##### Exercise inputs #####

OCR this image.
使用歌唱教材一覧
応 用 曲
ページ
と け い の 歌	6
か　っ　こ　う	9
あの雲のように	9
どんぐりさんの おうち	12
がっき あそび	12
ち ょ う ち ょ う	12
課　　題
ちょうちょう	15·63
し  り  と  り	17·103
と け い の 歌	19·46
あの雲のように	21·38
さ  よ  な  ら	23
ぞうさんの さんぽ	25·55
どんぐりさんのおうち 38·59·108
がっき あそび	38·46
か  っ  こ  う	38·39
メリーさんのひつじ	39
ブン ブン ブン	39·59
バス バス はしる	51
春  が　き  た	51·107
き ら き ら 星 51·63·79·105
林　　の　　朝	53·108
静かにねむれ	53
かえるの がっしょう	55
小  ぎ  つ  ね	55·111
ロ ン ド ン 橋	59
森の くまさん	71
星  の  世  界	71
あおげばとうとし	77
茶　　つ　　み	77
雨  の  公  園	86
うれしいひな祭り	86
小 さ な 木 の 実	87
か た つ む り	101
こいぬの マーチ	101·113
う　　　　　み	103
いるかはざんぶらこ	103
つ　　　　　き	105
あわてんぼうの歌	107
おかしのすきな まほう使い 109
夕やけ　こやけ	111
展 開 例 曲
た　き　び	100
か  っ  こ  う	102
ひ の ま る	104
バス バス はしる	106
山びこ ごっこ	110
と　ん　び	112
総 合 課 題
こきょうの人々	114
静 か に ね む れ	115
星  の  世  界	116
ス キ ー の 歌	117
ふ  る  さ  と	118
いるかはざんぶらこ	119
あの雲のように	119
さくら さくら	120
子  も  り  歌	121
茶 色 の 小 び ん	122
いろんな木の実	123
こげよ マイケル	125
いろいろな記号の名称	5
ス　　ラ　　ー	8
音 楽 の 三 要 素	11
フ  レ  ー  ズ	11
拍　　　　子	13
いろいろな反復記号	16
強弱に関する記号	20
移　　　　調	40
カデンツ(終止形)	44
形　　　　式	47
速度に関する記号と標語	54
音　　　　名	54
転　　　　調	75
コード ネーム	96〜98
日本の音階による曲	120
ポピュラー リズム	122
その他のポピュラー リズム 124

#####
##### Exercise inputs #####

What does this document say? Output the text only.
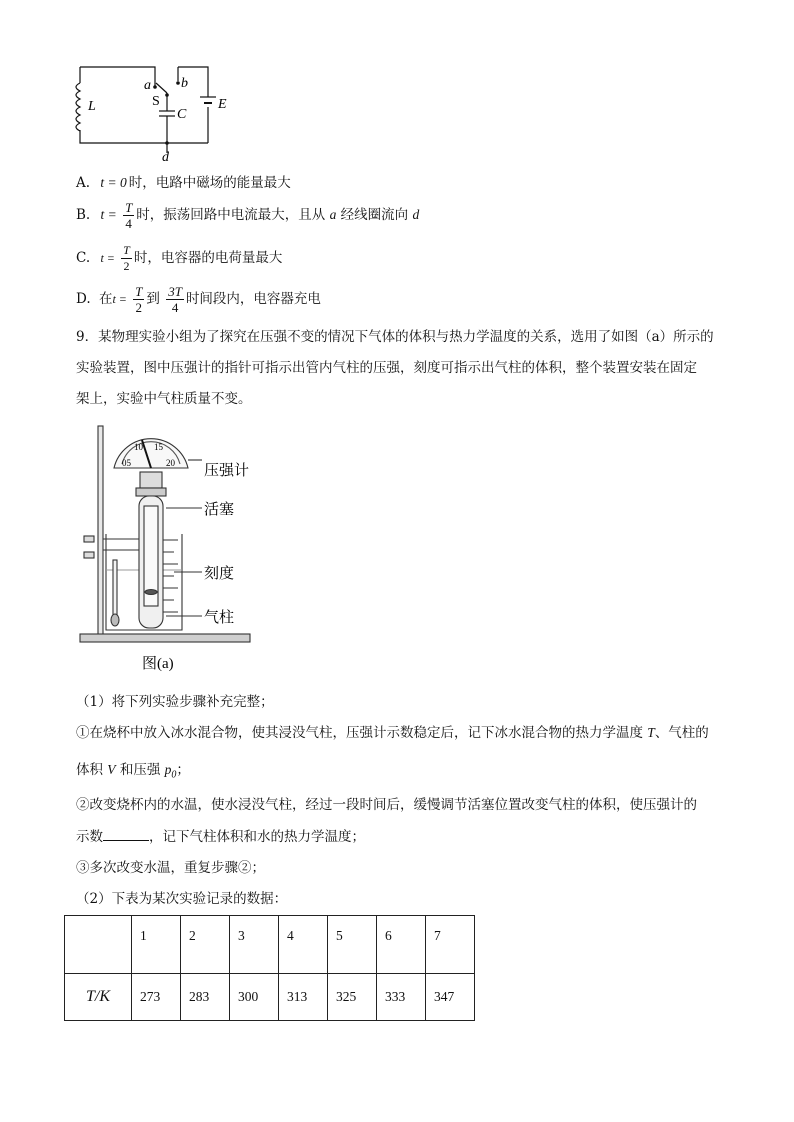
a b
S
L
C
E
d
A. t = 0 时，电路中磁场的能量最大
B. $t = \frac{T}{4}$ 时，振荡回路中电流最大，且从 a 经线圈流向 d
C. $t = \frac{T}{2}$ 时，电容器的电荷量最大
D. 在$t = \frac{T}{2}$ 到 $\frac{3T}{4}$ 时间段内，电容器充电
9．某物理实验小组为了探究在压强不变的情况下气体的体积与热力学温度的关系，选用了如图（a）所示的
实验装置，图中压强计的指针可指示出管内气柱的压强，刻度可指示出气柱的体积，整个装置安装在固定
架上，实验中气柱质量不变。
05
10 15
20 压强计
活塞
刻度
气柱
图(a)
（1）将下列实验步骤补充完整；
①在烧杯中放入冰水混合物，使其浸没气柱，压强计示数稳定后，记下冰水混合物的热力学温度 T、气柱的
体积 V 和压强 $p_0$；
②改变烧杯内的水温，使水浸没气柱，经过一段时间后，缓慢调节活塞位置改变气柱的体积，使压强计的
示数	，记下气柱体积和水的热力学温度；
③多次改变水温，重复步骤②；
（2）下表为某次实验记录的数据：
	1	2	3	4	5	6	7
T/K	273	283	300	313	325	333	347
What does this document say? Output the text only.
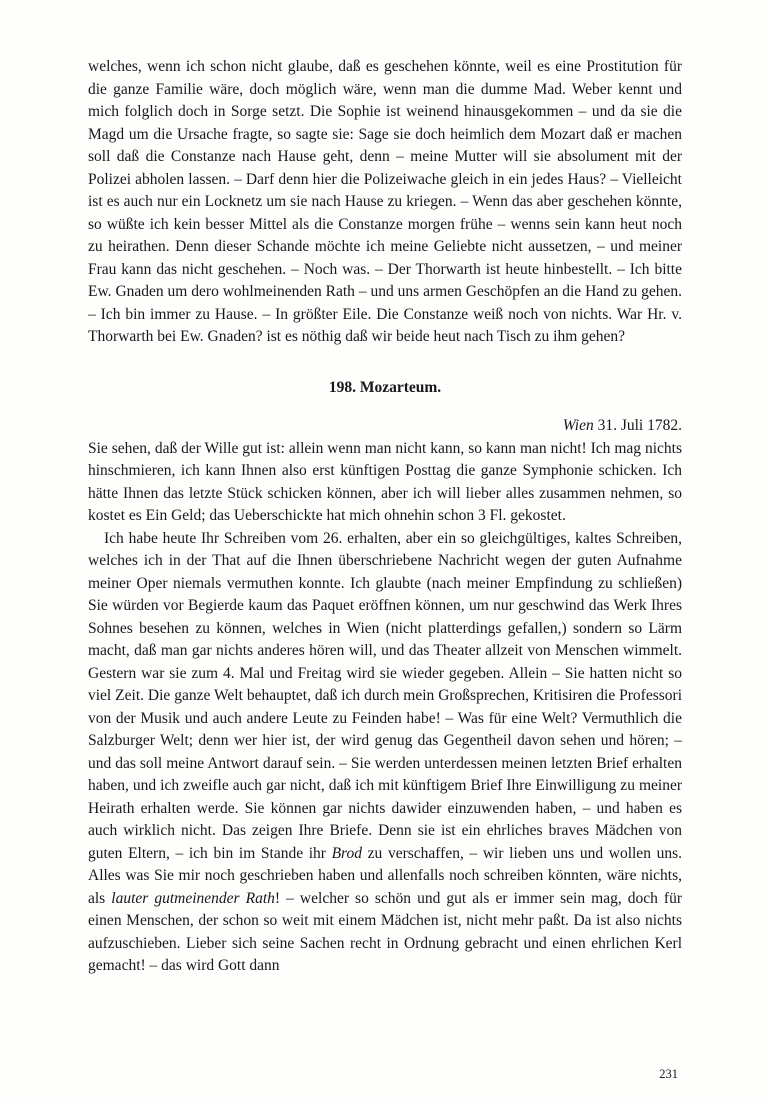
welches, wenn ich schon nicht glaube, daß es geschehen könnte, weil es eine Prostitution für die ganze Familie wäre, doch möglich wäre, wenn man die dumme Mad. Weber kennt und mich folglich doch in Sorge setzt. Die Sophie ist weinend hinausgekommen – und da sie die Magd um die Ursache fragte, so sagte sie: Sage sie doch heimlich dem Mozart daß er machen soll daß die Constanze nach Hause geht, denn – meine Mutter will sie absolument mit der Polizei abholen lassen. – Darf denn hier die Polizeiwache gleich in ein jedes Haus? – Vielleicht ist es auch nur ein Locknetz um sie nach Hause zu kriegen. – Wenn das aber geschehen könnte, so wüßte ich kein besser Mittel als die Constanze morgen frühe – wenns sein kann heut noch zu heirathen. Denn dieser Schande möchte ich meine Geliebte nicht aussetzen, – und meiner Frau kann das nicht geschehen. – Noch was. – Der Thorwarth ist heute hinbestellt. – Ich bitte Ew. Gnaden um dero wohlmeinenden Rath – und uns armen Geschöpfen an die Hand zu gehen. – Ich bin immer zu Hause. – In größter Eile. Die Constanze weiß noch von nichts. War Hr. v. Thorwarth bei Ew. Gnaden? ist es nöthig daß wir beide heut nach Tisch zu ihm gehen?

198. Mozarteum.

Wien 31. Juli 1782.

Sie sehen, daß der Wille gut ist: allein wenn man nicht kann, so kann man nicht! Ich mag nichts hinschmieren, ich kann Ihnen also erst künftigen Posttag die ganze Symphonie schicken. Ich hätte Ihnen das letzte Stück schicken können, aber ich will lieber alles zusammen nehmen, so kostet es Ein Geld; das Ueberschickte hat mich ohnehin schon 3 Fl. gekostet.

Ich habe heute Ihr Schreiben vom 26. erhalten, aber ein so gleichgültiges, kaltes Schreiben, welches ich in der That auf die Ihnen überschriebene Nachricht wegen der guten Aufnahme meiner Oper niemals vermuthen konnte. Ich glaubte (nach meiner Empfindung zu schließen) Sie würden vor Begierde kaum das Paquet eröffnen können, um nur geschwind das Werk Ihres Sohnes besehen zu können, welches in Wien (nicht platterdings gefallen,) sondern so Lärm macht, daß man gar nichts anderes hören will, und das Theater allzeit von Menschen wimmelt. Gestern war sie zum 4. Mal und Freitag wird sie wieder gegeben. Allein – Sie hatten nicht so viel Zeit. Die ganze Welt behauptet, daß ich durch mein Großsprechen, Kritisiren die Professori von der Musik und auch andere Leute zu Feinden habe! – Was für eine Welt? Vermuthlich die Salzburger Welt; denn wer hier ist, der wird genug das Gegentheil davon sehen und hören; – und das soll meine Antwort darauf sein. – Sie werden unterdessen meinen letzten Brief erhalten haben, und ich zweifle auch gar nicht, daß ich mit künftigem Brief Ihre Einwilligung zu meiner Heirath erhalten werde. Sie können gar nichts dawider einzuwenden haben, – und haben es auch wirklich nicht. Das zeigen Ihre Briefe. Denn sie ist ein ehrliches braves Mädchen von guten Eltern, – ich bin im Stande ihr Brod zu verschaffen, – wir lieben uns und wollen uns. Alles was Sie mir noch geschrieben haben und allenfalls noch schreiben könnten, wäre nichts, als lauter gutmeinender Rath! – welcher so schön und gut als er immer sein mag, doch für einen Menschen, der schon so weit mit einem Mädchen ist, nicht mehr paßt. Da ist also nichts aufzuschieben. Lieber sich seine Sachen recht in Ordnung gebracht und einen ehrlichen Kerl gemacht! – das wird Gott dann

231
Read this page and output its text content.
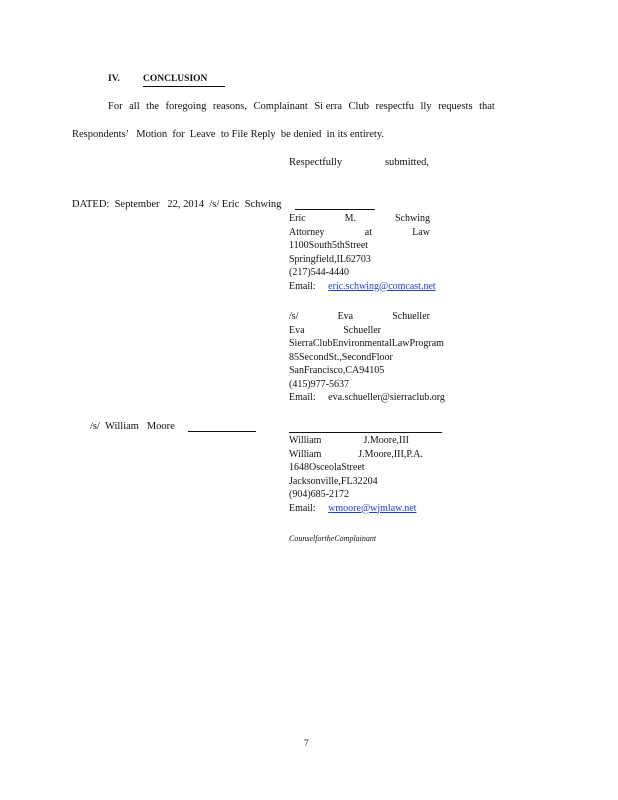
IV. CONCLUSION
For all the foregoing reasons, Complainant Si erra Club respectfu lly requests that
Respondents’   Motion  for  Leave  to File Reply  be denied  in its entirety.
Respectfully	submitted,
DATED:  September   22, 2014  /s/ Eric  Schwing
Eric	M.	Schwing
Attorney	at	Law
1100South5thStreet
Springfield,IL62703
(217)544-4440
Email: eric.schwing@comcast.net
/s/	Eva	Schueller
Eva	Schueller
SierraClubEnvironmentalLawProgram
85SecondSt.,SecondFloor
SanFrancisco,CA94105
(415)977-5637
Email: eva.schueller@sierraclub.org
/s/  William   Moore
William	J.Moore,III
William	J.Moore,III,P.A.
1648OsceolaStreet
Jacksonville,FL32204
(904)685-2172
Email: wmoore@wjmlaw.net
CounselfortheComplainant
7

#####

Problem to solve.
Scan the material for lines with the word "frac", and copy each line you find.

Solution for this exercise.
B. $t = \frac{T}{4}$ 时，振荡回路中电流最大，且从 a 经线圈流向 d
C. $t = \frac{T}{2}$ 时，电容器的电荷量最大
D. 在$t = \frac{T}{2}$ 到 $\frac{3T}{4}$ 时间段内，电容器充电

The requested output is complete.